Stated goal
Examine the material below. Gather every line in which the string "البقاء" appears.

Data for processing
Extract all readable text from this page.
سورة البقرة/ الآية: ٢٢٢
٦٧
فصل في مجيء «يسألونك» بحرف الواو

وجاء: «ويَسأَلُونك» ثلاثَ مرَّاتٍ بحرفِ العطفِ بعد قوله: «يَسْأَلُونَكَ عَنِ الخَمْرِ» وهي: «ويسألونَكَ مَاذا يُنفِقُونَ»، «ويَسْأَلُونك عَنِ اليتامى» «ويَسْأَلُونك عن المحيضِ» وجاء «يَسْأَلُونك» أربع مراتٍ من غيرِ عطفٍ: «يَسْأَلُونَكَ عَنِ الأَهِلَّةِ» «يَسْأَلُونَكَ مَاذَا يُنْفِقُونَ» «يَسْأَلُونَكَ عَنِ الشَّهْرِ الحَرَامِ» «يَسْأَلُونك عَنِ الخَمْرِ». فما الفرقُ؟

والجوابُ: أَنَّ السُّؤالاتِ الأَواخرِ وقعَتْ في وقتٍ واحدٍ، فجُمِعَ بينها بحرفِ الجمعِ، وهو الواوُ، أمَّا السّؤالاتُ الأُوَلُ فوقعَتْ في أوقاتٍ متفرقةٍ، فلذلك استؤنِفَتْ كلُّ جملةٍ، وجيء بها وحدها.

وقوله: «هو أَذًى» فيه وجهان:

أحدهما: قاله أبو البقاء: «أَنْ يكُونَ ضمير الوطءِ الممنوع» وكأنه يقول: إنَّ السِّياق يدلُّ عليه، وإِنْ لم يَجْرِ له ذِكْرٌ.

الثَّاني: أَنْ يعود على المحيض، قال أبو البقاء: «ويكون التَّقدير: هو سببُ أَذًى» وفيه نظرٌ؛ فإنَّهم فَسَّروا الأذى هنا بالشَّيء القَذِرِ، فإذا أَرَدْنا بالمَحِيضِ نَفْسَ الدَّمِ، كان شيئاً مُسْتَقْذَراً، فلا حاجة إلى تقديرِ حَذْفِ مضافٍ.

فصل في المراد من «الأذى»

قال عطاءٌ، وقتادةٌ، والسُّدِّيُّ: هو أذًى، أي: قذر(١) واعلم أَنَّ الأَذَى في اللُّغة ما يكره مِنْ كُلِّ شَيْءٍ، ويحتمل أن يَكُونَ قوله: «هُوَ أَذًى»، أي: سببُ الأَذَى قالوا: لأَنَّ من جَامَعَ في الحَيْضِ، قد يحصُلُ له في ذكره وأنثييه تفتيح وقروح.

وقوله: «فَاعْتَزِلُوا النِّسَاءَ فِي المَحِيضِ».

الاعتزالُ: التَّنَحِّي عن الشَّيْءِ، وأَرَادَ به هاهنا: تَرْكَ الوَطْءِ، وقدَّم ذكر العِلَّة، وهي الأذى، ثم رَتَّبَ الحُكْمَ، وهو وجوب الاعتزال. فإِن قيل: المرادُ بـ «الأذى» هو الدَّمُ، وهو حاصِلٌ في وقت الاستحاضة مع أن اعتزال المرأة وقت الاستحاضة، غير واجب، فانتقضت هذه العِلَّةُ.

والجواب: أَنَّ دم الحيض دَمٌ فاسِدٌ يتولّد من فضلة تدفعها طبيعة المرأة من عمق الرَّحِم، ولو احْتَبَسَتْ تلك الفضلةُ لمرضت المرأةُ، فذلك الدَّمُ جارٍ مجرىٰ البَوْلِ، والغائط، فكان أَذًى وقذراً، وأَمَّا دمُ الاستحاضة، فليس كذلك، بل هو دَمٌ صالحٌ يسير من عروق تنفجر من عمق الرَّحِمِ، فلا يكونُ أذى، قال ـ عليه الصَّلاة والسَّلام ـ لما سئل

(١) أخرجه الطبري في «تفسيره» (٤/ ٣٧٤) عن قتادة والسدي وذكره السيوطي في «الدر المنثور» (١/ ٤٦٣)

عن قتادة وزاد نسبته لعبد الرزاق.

Task solution
أحدهما: قاله أبو البقاء: «أَنْ يكُونَ ضمير الوطءِ الممنوع» وكأنه يقول: إنَّ السِّياق يدلُّ عليه، وإِنْ لم يَجْرِ له ذِكْرٌ.
الثَّاني: أَنْ يعود على المحيض، قال أبو البقاء: «ويكون التَّقدير: هو سببُ أَذًى» وفيه نظرٌ؛ فإنَّهم فَسَّروا الأذى هنا بالشَّيء القَذِرِ، فإذا أَرَدْنا بالمَحِيضِ نَفْسَ الدَّمِ، كان شيئاً مُسْتَقْذَراً، فلا حاجة إلى تقديرِ حَذْفِ مضافٍ.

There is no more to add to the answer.